EXERCISE MATERIAL ->
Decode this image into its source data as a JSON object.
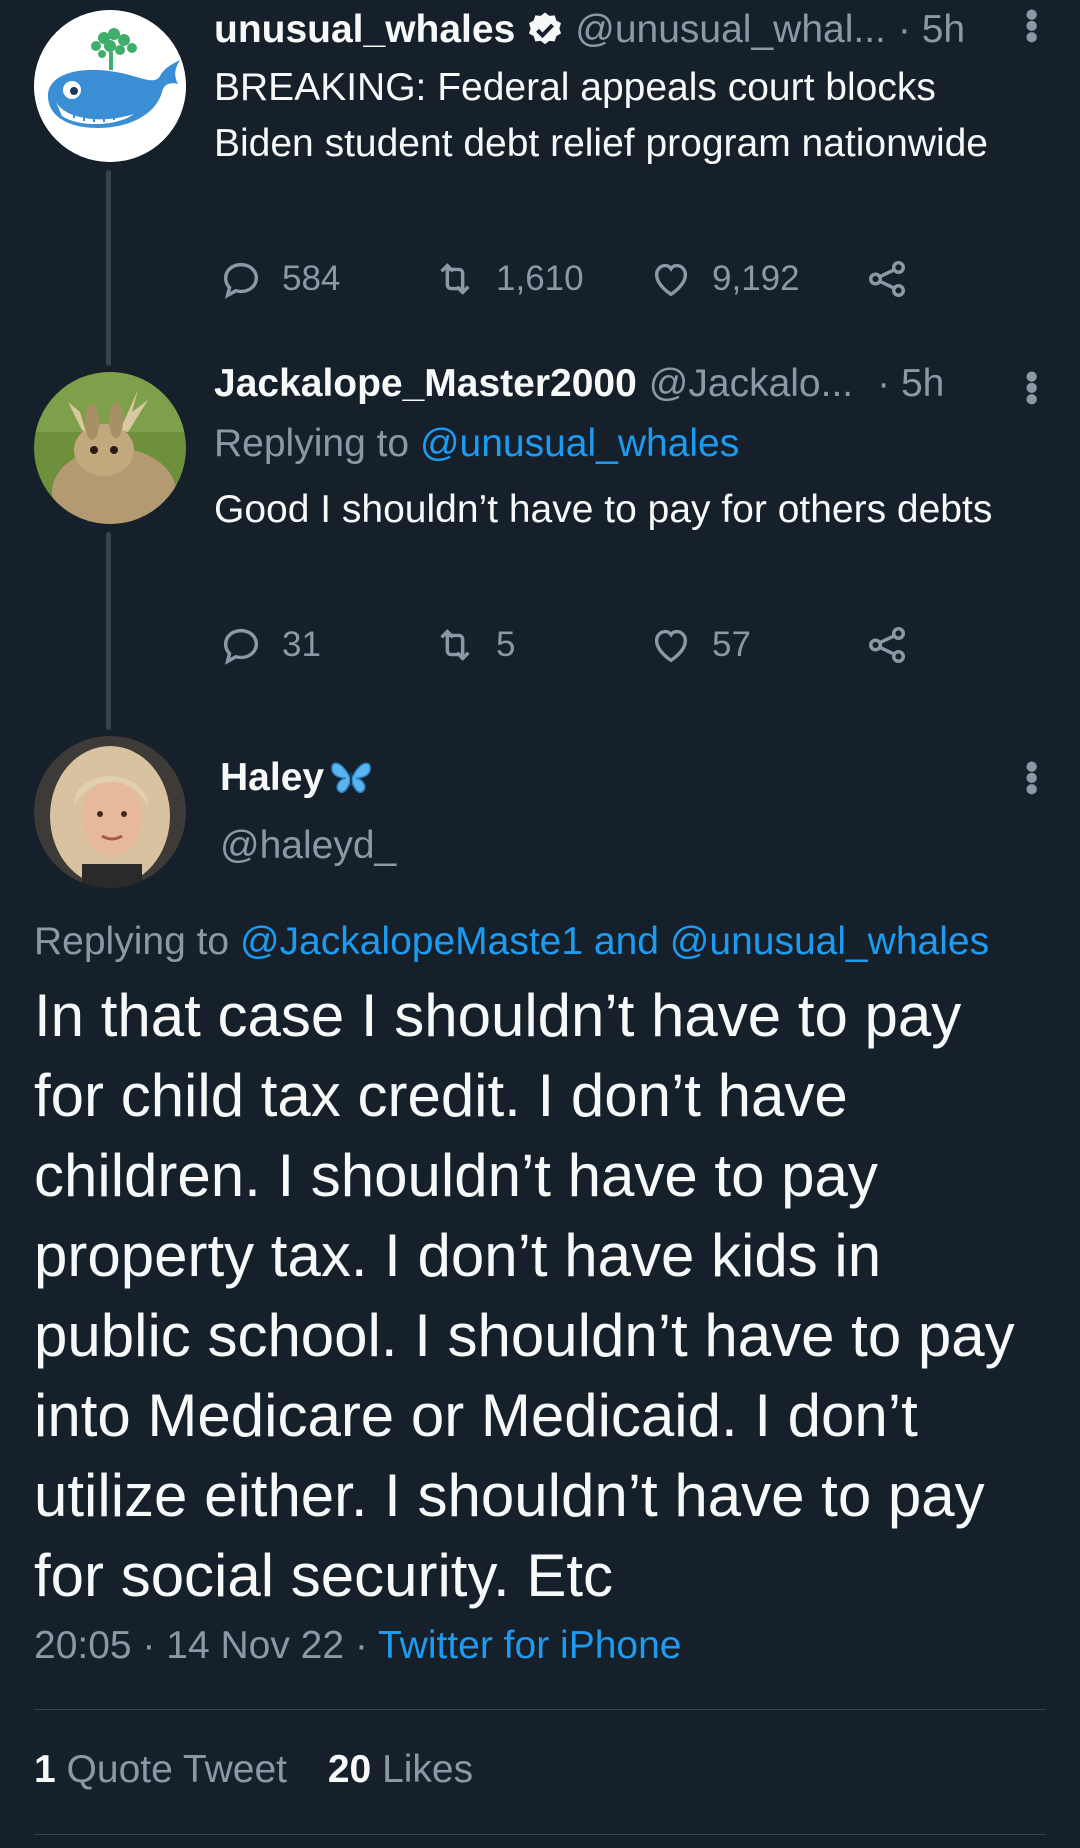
{
  "tweet1": {
    "name": "unusual_whales",
    "handle": "@unusual_whal...",
    "time": "· 5h",
    "text": "BREAKING: Federal appeals court blocks Biden student debt relief program nationwide",
    "replies": "584",
    "retweets": "1,610",
    "likes": "9,192"
  },
  "tweet2": {
    "name": "Jackalope_Master2000",
    "handle": "@Jackalo...",
    "time": "· 5h",
    "replying_prefix": "Replying to ",
    "replying_to": "@unusual_whales",
    "text": "Good I shouldn’t have to pay for others debts",
    "replies": "31",
    "retweets": "5",
    "likes": "57"
  },
  "main_tweet": {
    "name": "Haley",
    "handle": "@haleyd_",
    "replying_prefix": "Replying to ",
    "replying_to": "@JackalopeMaste1 and @unusual_whales",
    "text": "In that case I shouldn’t have to pay for child tax credit. I don’t have children. I shouldn’t have to pay property tax. I don’t have kids in public school. I shouldn’t have to pay into Medicare or Medicaid. I don’t utilize either. I shouldn’t have to pay for social security. Etc",
    "timestamp": "20:05 · 14 Nov 22 · ",
    "source": "Twitter for iPhone",
    "quote_count": "1",
    "quote_label": "Quote Tweet",
    "like_count": "20",
    "like_label": "Likes"
  },
  "icons": {
    "verified": "verified-badge-icon",
    "butterfly": "butterfly-emoji-icon",
    "reply": "reply-icon",
    "retweet": "retweet-icon",
    "like": "heart-icon",
    "share": "share-icon",
    "more": "more-vertical-icon"
  },
  "colors": {
    "background": "#15202b",
    "link": "#1d9bf0",
    "muted": "#8b98a5",
    "text": "#f7f9f9"
  }
}
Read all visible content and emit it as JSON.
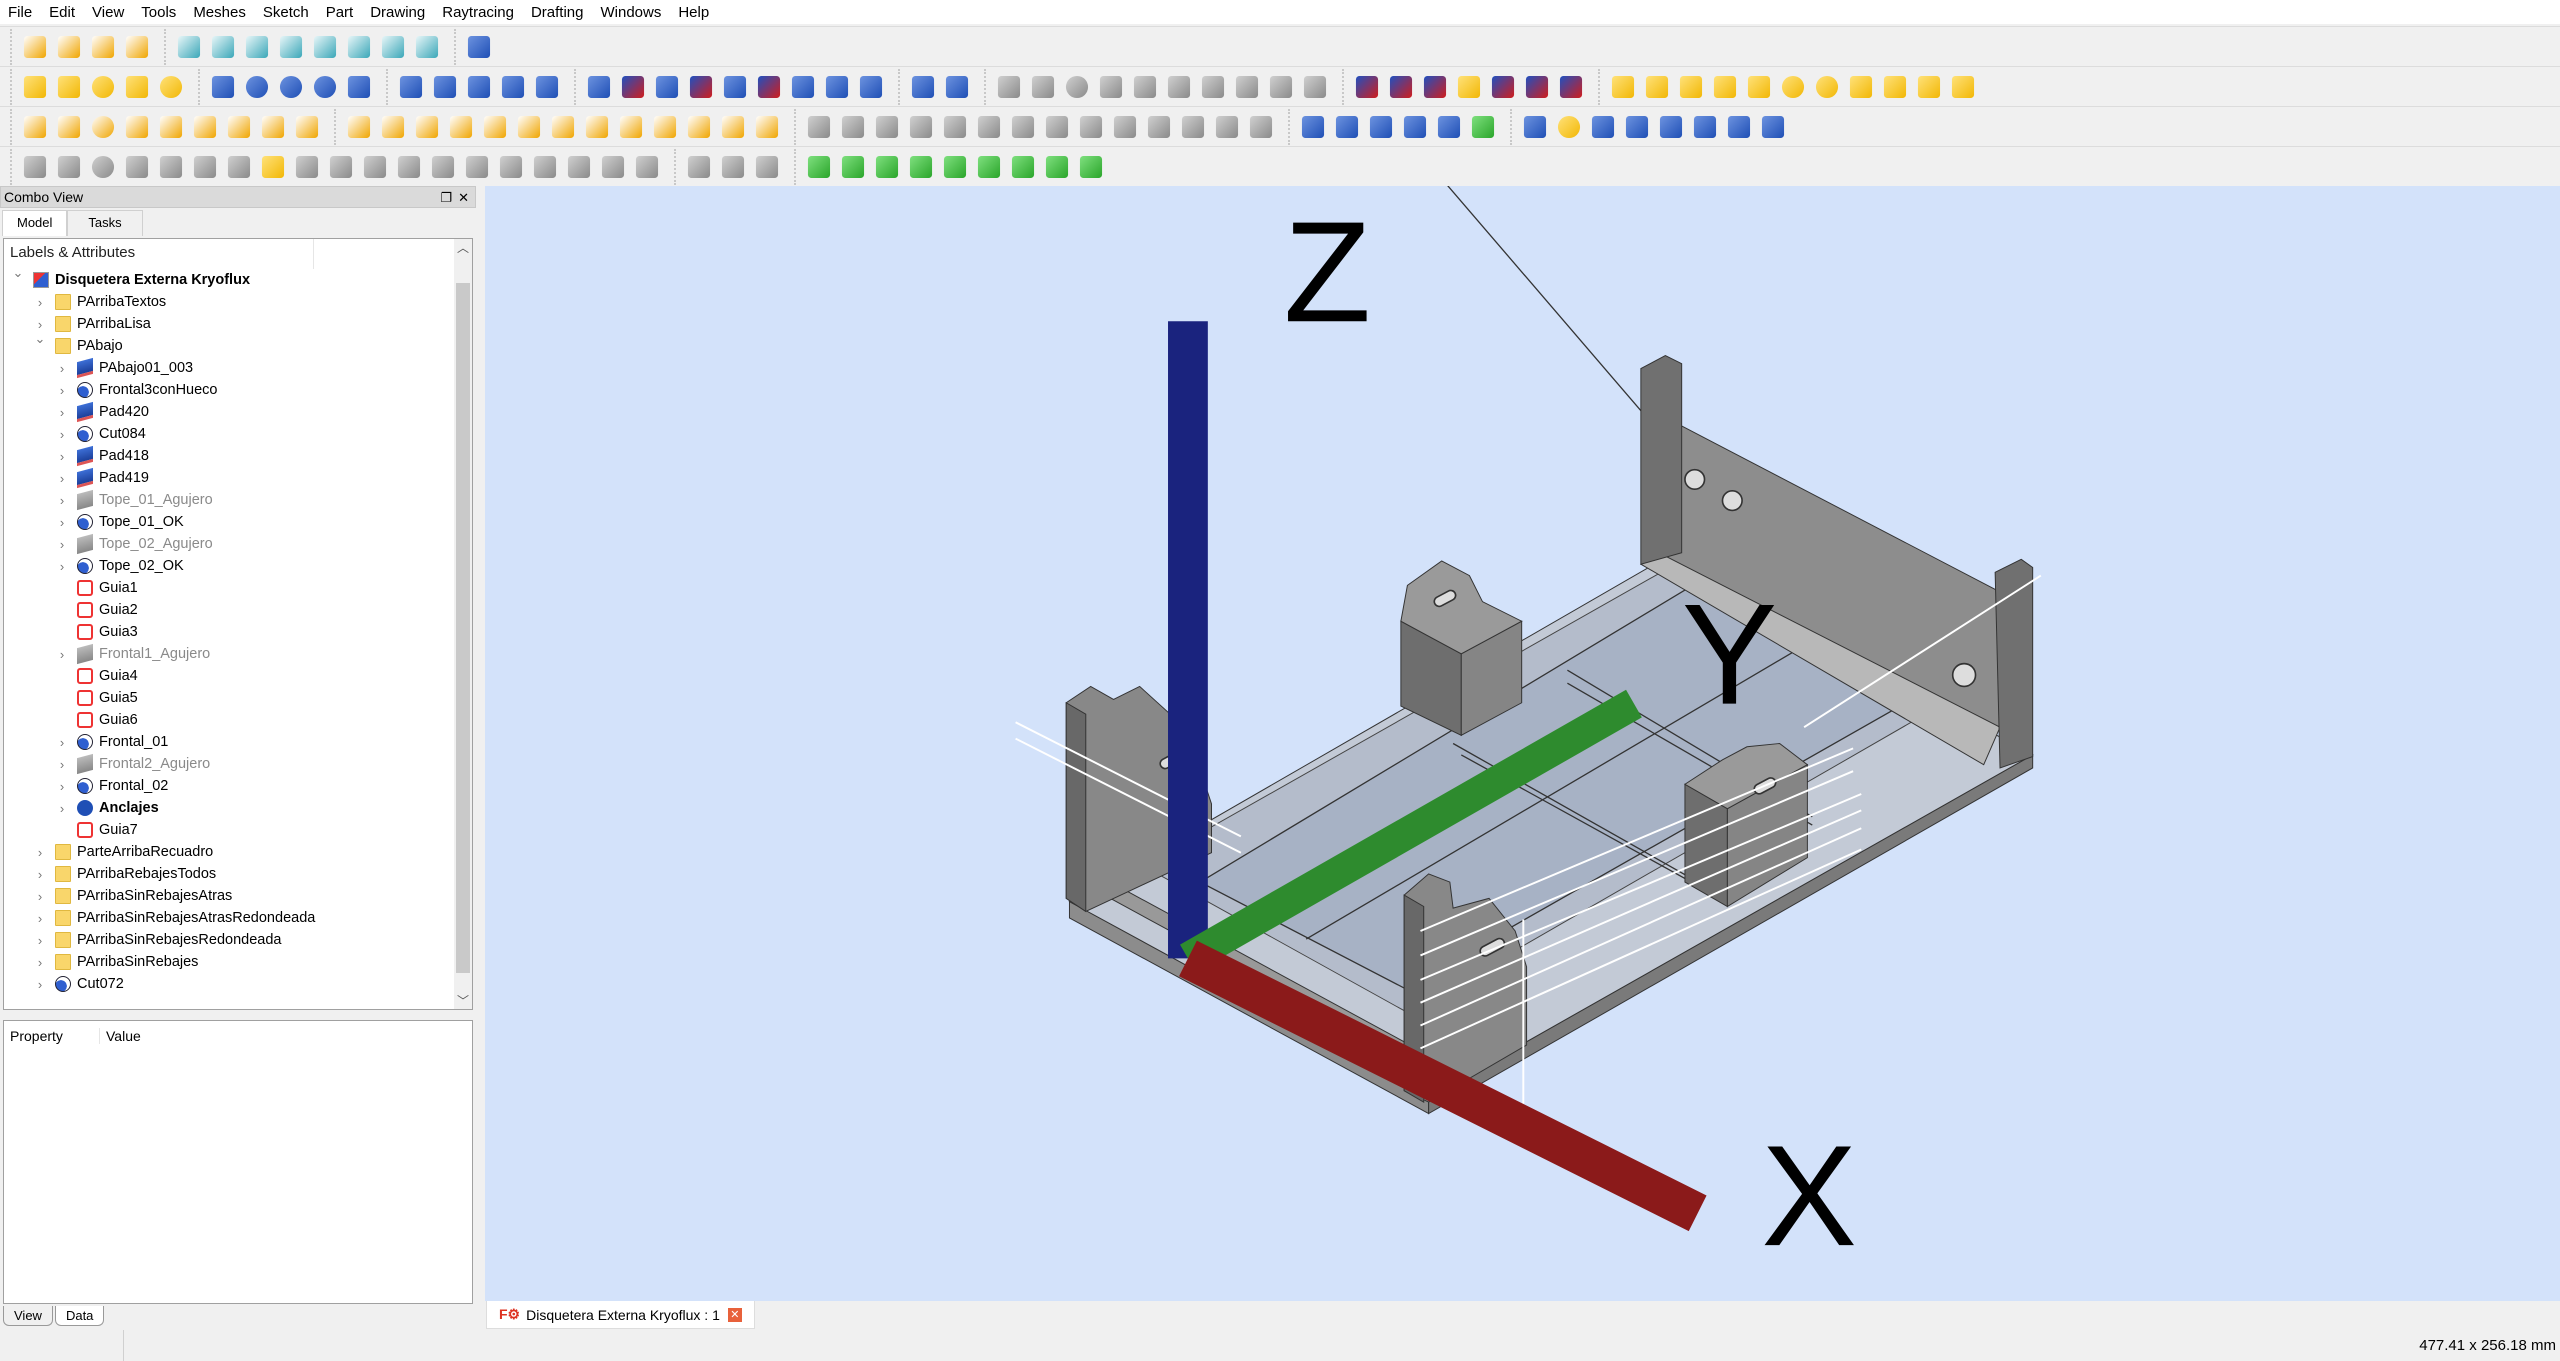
{
  "menu": [
    "File",
    "Edit",
    "View",
    "Tools",
    "Meshes",
    "Sketch",
    "Part",
    "Drawing",
    "Raytracing",
    "Drafting",
    "Windows",
    "Help"
  ],
  "toolbars": [
    [
      [
        "new-document-icon",
        "a3-page-icon",
        "import-icon",
        "save-icon"
      ],
      [
        "fit-all-icon",
        "isometric-view-icon",
        "front-view-icon",
        "top-view-icon",
        "right-view-icon",
        "rear-view-icon",
        "bottom-view-icon",
        "left-view-icon"
      ],
      [
        "measure-icon"
      ]
    ],
    [
      [
        "box-icon",
        "cylinder-icon",
        "sphere-icon",
        "cone-icon",
        "torus-icon"
      ],
      [
        "union-icon",
        "cut-icon",
        "fuse-icon",
        "common-icon",
        "shell-icon"
      ],
      [
        "extrude-icon",
        "revolve-icon",
        "mirror-icon",
        "fillet-icon",
        "chamfer-icon"
      ],
      [
        "pad-icon",
        "pocket-icon",
        "revolution-icon",
        "groove-icon",
        "additive-loft-icon",
        "subtractive-loft-icon",
        "pattern-icon",
        "multi-pattern-icon",
        "shape-binder-icon"
      ],
      [
        "new-sketch-icon",
        "export-icon"
      ],
      [
        "point-icon",
        "line-icon",
        "circle-icon",
        "arc-icon",
        "polyline-icon",
        "rectangle-icon",
        "slot-icon",
        "trim-icon",
        "extend-icon",
        "split-icon"
      ],
      [
        "raytrace-box-icon",
        "raytrace-pocket-icon",
        "raytrace-shape-icon",
        "raytrace-cylinder-icon",
        "raytrace-fillet-icon",
        "raytrace-lego-icon",
        "raytrace-pattern-icon"
      ],
      [
        "primitive-box-icon",
        "primitive-tube-icon",
        "primitive-cone-icon",
        "primitive-cylinder-icon",
        "primitive-cylinder2-icon",
        "primitive-sphere-icon",
        "primitive-torus-icon",
        "primitive-wedge-icon",
        "primitive-helix-icon",
        "primitive-plane-icon",
        "primitive-face-icon"
      ]
    ],
    [
      [
        "draft-line-icon",
        "draft-wire-icon",
        "draft-circle-icon",
        "draft-arc-icon",
        "draft-rectangle-icon",
        "draft-polygon-icon",
        "draft-bspline-icon",
        "draft-text-icon",
        "draft-dimension-icon"
      ],
      [
        "draft-move-icon",
        "draft-rotate-icon",
        "draft-offset-icon",
        "draft-stretch-icon",
        "draft-upgrade-icon",
        "draft-downgrade-icon",
        "draft-scale-icon",
        "draft-edit-icon",
        "draft-shape2d-icon",
        "draft-wire-to-spline-icon",
        "draft-add-point-icon",
        "draft-del-point-icon",
        "draft-facebinder-icon"
      ],
      [
        "constraint-point-icon",
        "constraint-fillet-icon",
        "constraint-vertical-icon",
        "constraint-horizontal-icon",
        "constraint-parallel-icon",
        "constraint-perpendicular-icon",
        "constraint-tangent-icon",
        "constraint-equal-icon",
        "constraint-symmetric-icon",
        "constraint-lock-icon",
        "constraint-distance-x-icon",
        "constraint-distance-y-icon",
        "constraint-distance-icon",
        "constraint-angle-icon"
      ],
      [
        "sync-icon",
        "attach-icon",
        "clone-icon",
        "material-icon",
        "snap-icon",
        "green-arrow-icon"
      ],
      [
        "section-icon",
        "shape-sphere-icon",
        "shape-white-icon",
        "shape-gray-icon",
        "sweep-icon",
        "loft-icon",
        "check-geometry-icon",
        "compound-icon"
      ]
    ],
    [
      [
        "sketch-arc-icon",
        "sketch-line-icon",
        "sketch-circle-icon",
        "sketch-arc3-icon",
        "sketch-bspline-icon",
        "sketch-ellipse-icon",
        "sketch-ellipse2-icon",
        "sketch-cone-icon",
        "sketch-fillet-icon",
        "sketch-hexagon-icon",
        "sketch-heptagon-icon",
        "sketch-line2-icon",
        "sketch-octagon-icon",
        "sketch-pentagon-icon",
        "sketch-polyline-icon",
        "sketch-square-icon",
        "sketch-slot-icon",
        "sketch-external-icon",
        "sketch-triangle-icon"
      ],
      [
        "sketch-trim-icon",
        "sketch-extend-icon",
        "sketch-split-icon"
      ],
      [
        "mesh-green-icon",
        "mesh-cursor-icon",
        "mesh-arrow-icon",
        "mesh-cube-icon",
        "mesh-vertex-icon",
        "mesh-green2-icon",
        "mesh-fill-icon",
        "mesh-curve-icon",
        "mesh-remove-icon"
      ]
    ]
  ],
  "combo_view": {
    "title": "Combo View",
    "tabs": [
      "Model",
      "Tasks"
    ],
    "tree_header": "Labels & Attributes"
  },
  "tree": [
    {
      "label": "Disquetera Externa Kryoflux",
      "level": 0,
      "icon": "document-icon",
      "chevron": "down",
      "bold": true
    },
    {
      "label": "PArribaTextos",
      "level": 1,
      "icon": "folder-icon",
      "chevron": "right"
    },
    {
      "label": "PArribaLisa",
      "level": 1,
      "icon": "folder-icon",
      "chevron": "right"
    },
    {
      "label": "PAbajo",
      "level": 1,
      "icon": "folder-icon",
      "chevron": "down"
    },
    {
      "label": "PAbajo01_003",
      "level": 2,
      "icon": "pad-icon",
      "chevron": "right"
    },
    {
      "label": "Frontal3conHueco",
      "level": 2,
      "icon": "cut-icon",
      "chevron": "right"
    },
    {
      "label": "Pad420",
      "level": 2,
      "icon": "pad-icon",
      "chevron": "right"
    },
    {
      "label": "Cut084",
      "level": 2,
      "icon": "cut-icon",
      "chevron": "right"
    },
    {
      "label": "Pad418",
      "level": 2,
      "icon": "pad-icon",
      "chevron": "right"
    },
    {
      "label": "Pad419",
      "level": 2,
      "icon": "pad-icon",
      "chevron": "right"
    },
    {
      "label": "Tope_01_Agujero",
      "level": 2,
      "icon": "hidden-pad-icon",
      "chevron": "right",
      "hidden": true
    },
    {
      "label": "Tope_01_OK",
      "level": 2,
      "icon": "cut-icon",
      "chevron": "right"
    },
    {
      "label": "Tope_02_Agujero",
      "level": 2,
      "icon": "hidden-pad-icon",
      "chevron": "right",
      "hidden": true
    },
    {
      "label": "Tope_02_OK",
      "level": 2,
      "icon": "cut-icon",
      "chevron": "right"
    },
    {
      "label": "Guia1",
      "level": 2,
      "icon": "sketch-icon"
    },
    {
      "label": "Guia2",
      "level": 2,
      "icon": "sketch-icon"
    },
    {
      "label": "Guia3",
      "level": 2,
      "icon": "sketch-icon"
    },
    {
      "label": "Frontal1_Agujero",
      "level": 2,
      "icon": "hidden-pad-icon",
      "chevron": "right",
      "hidden": true
    },
    {
      "label": "Guia4",
      "level": 2,
      "icon": "sketch-icon"
    },
    {
      "label": "Guia5",
      "level": 2,
      "icon": "sketch-icon"
    },
    {
      "label": "Guia6",
      "level": 2,
      "icon": "sketch-icon"
    },
    {
      "label": "Frontal_01",
      "level": 2,
      "icon": "cut-icon",
      "chevron": "right"
    },
    {
      "label": "Frontal2_Agujero",
      "level": 2,
      "icon": "hidden-pad-icon",
      "chevron": "right",
      "hidden": true
    },
    {
      "label": "Frontal_02",
      "level": 2,
      "icon": "cut-icon",
      "chevron": "right"
    },
    {
      "label": "Anclajes",
      "level": 2,
      "icon": "fuse-icon",
      "chevron": "right",
      "bold": true
    },
    {
      "label": "Guia7",
      "level": 2,
      "icon": "sketch-icon"
    },
    {
      "label": "ParteArribaRecuadro",
      "level": 1,
      "icon": "folder-icon",
      "chevron": "right"
    },
    {
      "label": "PArribaRebajesTodos",
      "level": 1,
      "icon": "folder-icon",
      "chevron": "right"
    },
    {
      "label": "PArribaSinRebajesAtras",
      "level": 1,
      "icon": "folder-icon",
      "chevron": "right"
    },
    {
      "label": "PArribaSinRebajesAtrasRedondeada",
      "level": 1,
      "icon": "folder-icon",
      "chevron": "right"
    },
    {
      "label": "PArribaSinRebajesRedondeada",
      "level": 1,
      "icon": "folder-icon",
      "chevron": "right"
    },
    {
      "label": "PArribaSinRebajes",
      "level": 1,
      "icon": "folder-icon",
      "chevron": "right"
    },
    {
      "label": "Cut072",
      "level": 1,
      "icon": "cut-icon",
      "chevron": "right"
    }
  ],
  "property_panel": {
    "col_property": "Property",
    "col_value": "Value",
    "tabs": [
      "View",
      "Data"
    ]
  },
  "document_tab": {
    "label": "Disquetera Externa Kryoflux : 1"
  },
  "axes": {
    "x": "X",
    "y": "Y",
    "z": "Z"
  },
  "status": {
    "dimensions": "477.41 x 256.18 mm"
  },
  "colors": {
    "viewport_bg": "#d3e2fa",
    "model_gray": "#8a8a8a",
    "axis_x": "#8b1a1a",
    "axis_y": "#2e8b2e",
    "axis_z": "#1a237e"
  }
}
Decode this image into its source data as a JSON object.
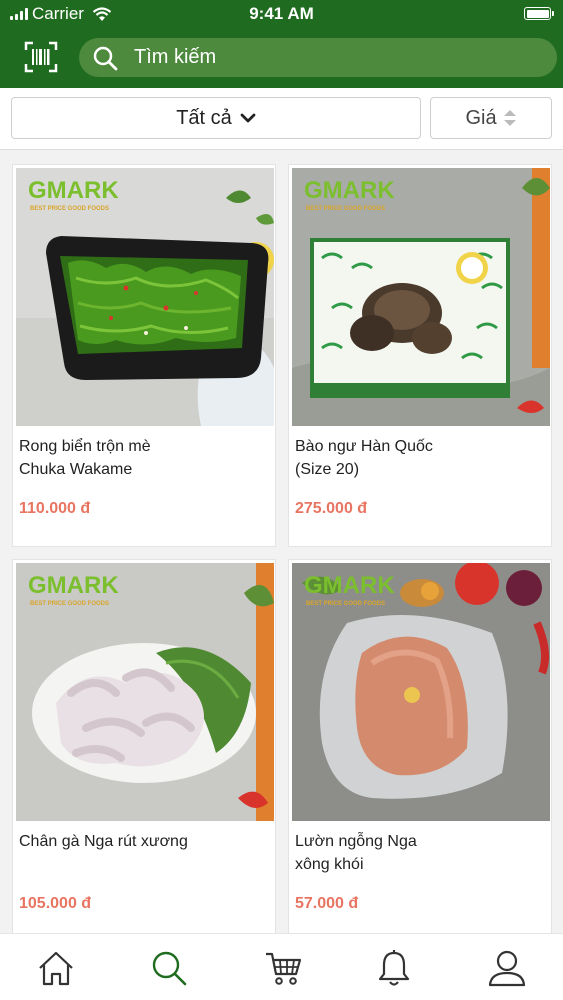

REQUIRED TASK ->
Scan the material and collect every line that contains "loft".

REPLY ->
        "additive-loft-icon",
        "subtractive-loft-icon",
        "loft-icon",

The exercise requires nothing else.